- _STATED TASK_: Scan the entries below for the word "Operasi". Copy each line that has it.

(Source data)
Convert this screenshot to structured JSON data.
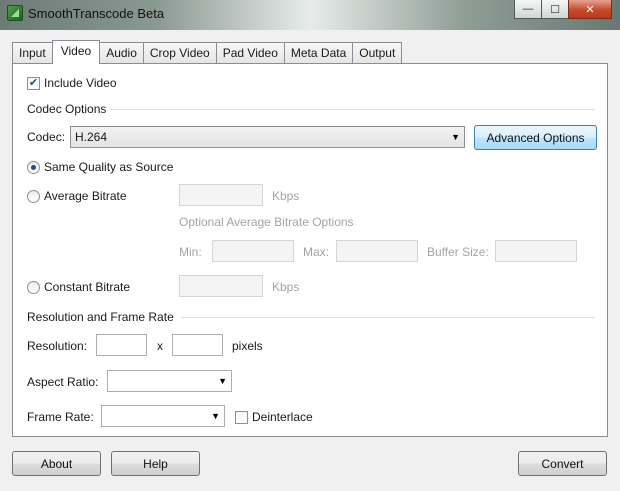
{
  "window": {
    "title": "SmoothTranscode Beta",
    "controls": {
      "minimize": "—",
      "maximize": "☐",
      "close": "✕"
    }
  },
  "tabs": [
    "Input",
    "Video",
    "Audio",
    "Crop Video",
    "Pad Video",
    "Meta Data",
    "Output"
  ],
  "active_tab": "Video",
  "video": {
    "include_video_label": "Include Video",
    "include_video_checked": true,
    "codec_options_header": "Codec Options",
    "codec_label": "Codec:",
    "codec_value": "H.264",
    "advanced_options_label": "Advanced Options",
    "same_quality_label": "Same Quality as Source",
    "average_bitrate_label": "Average Bitrate",
    "average_bitrate_unit": "Kbps",
    "optional_avg_header": "Optional Average Bitrate Options",
    "min_label": "Min:",
    "max_label": "Max:",
    "buffer_size_label": "Buffer Size:",
    "constant_bitrate_label": "Constant Bitrate",
    "constant_bitrate_unit": "Kbps",
    "rate_mode_selected": "same_quality",
    "resolution_header": "Resolution and Frame Rate",
    "resolution_label": "Resolution:",
    "resolution_x": "x",
    "resolution_unit": "pixels",
    "resolution_width": "",
    "resolution_height": "",
    "aspect_ratio_label": "Aspect Ratio:",
    "aspect_ratio_value": "",
    "frame_rate_label": "Frame Rate:",
    "frame_rate_value": "",
    "deinterlace_label": "Deinterlace",
    "deinterlace_checked": false
  },
  "footer": {
    "about_label": "About",
    "help_label": "Help",
    "convert_label": "Convert"
  },
  "colors": {
    "accent": "#3c7fb1",
    "radio_dot": "#1f4f8a",
    "disabled_text": "#a3a3a3"
  },
  "icons": {
    "app": "app-logo-icon",
    "dropdown": "chevron-down-icon",
    "check": "checkmark-icon"
  }
}
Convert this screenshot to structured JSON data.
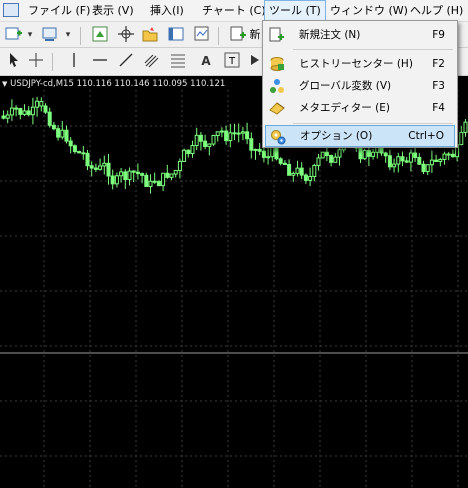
{
  "menu": [
    "ファイル (F)",
    "表示 (V)",
    "挿入(I)",
    "チャート (C)",
    "ツール (T)",
    "ウィンドウ (W)",
    "ヘルプ (H)"
  ],
  "toolbar": {
    "new_order_partial": "新"
  },
  "chart": {
    "header": "USDJPY-cd,M15  110.116 110.146 110.095 110.121"
  },
  "dropdown": {
    "items": [
      {
        "label": "新規注文 (N)",
        "shortcut": "F9",
        "icon": "new-order-icon"
      },
      {
        "label": "ヒストリーセンター (H)",
        "shortcut": "F2",
        "icon": "history-center-icon"
      },
      {
        "label": "グローバル変数 (V)",
        "shortcut": "F3",
        "icon": "global-variables-icon"
      },
      {
        "label": "メタエディター (E)",
        "shortcut": "F4",
        "icon": "metaeditor-icon"
      },
      {
        "label": "オプション (O)",
        "shortcut": "Ctrl+O",
        "icon": "options-icon"
      }
    ]
  },
  "colors": {
    "candle": "#7cff7c",
    "background": "#000000",
    "grid": "#3a3a3a"
  }
}
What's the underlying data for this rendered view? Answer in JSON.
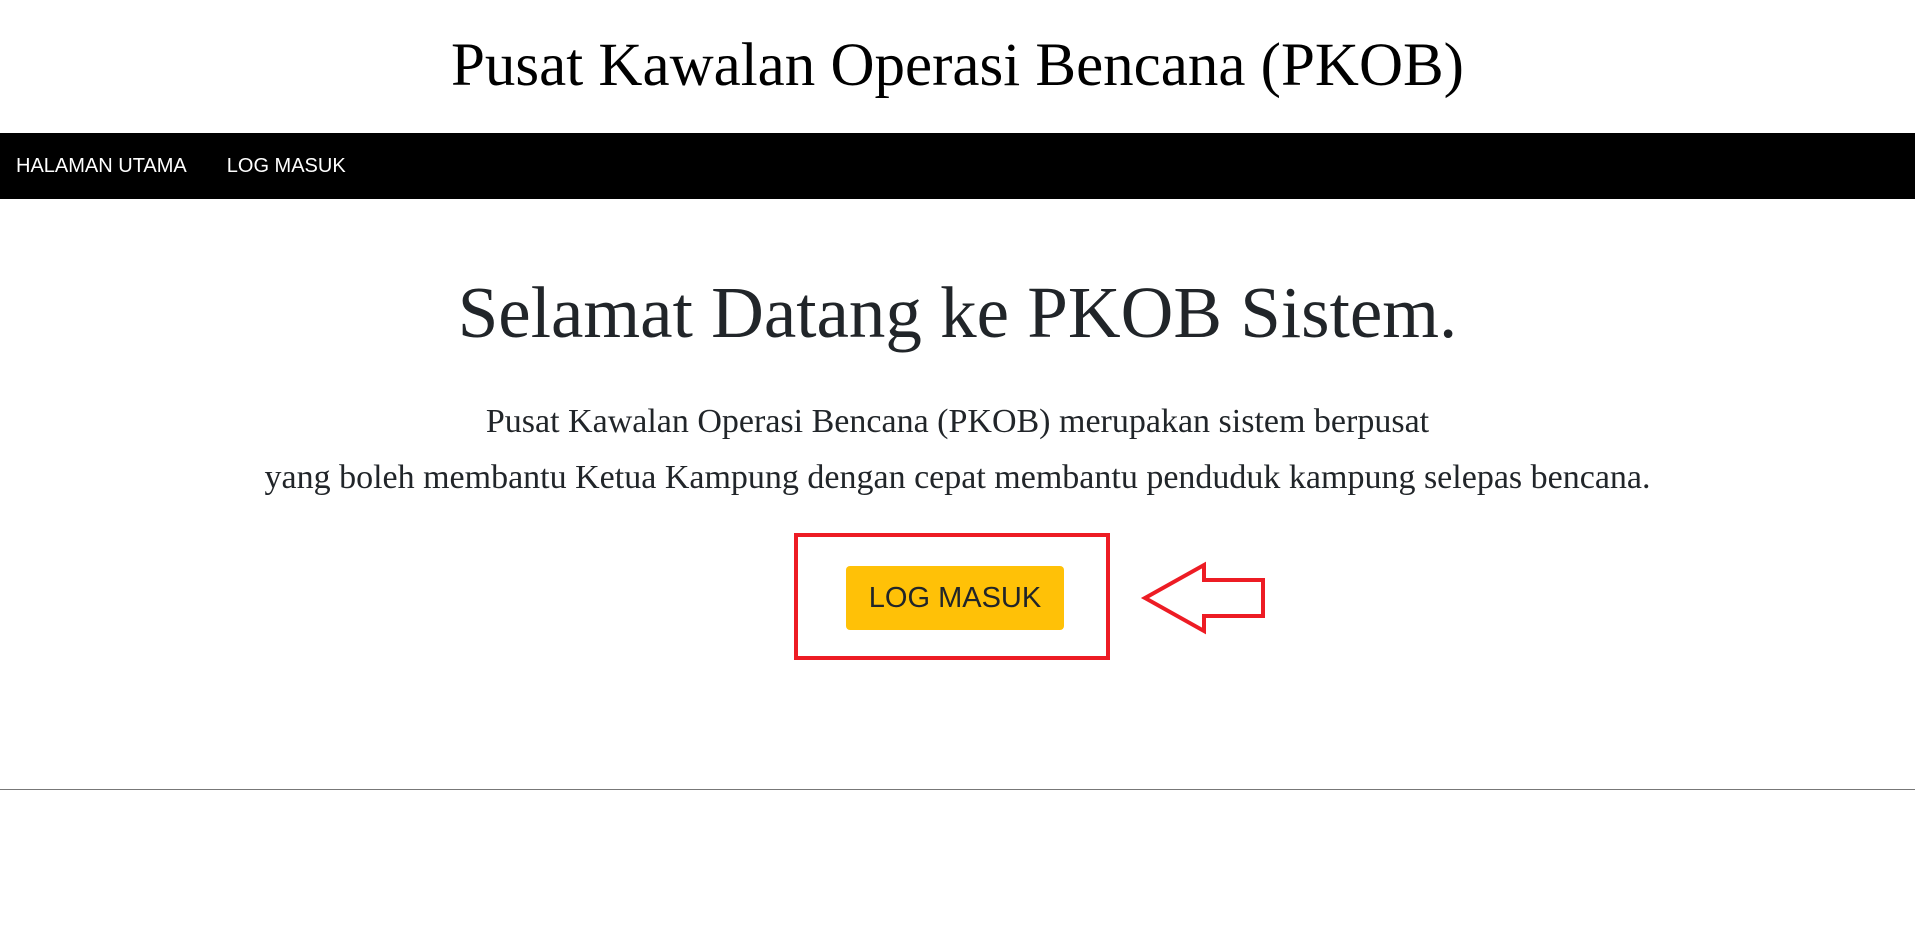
{
  "header": {
    "title": "Pusat Kawalan Operasi Bencana (PKOB)"
  },
  "nav": {
    "items": [
      {
        "label": "HALAMAN UTAMA"
      },
      {
        "label": "LOG MASUK"
      }
    ]
  },
  "main": {
    "heading": "Selamat Datang ke PKOB Sistem.",
    "line1": "Pusat Kawalan Operasi Bencana (PKOB) merupakan sistem berpusat",
    "line2": "yang boleh membantu Ketua Kampung dengan cepat membantu penduduk kampung selepas bencana.",
    "login_label": "LOG MASUK"
  },
  "colors": {
    "button": "#ffc107",
    "annotation": "#ed1c24",
    "nav": "#000000"
  }
}
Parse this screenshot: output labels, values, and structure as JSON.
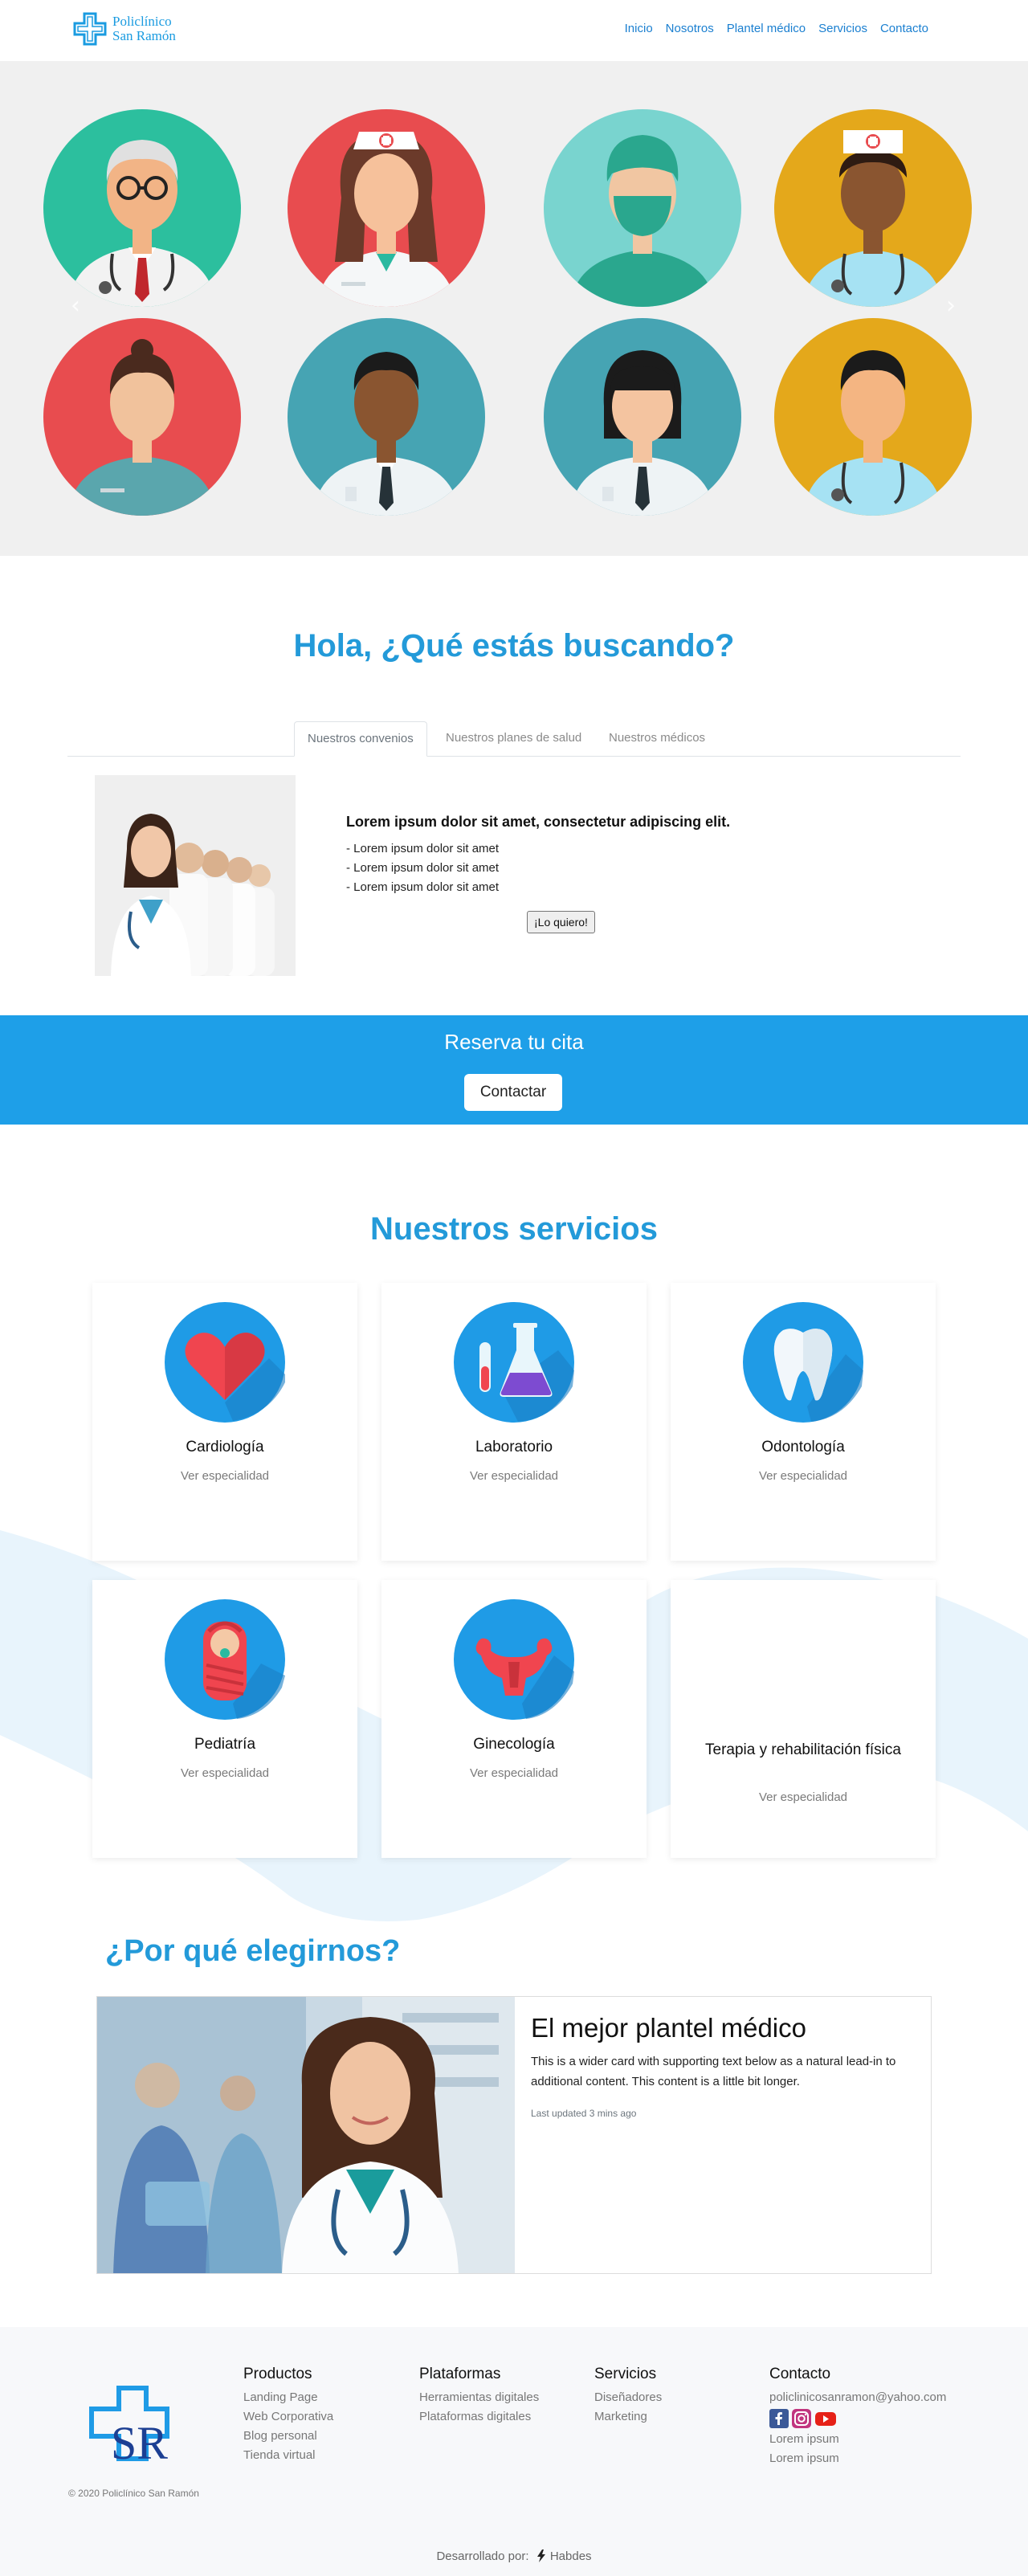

- _WRITTEN SOLUTION_:
    "title": "Pusat Kawalan Operasi Bencana (PKOB)"
    "line1": "Pusat Kawalan Operasi Bencana (PKOB) merupakan sistem berpusat",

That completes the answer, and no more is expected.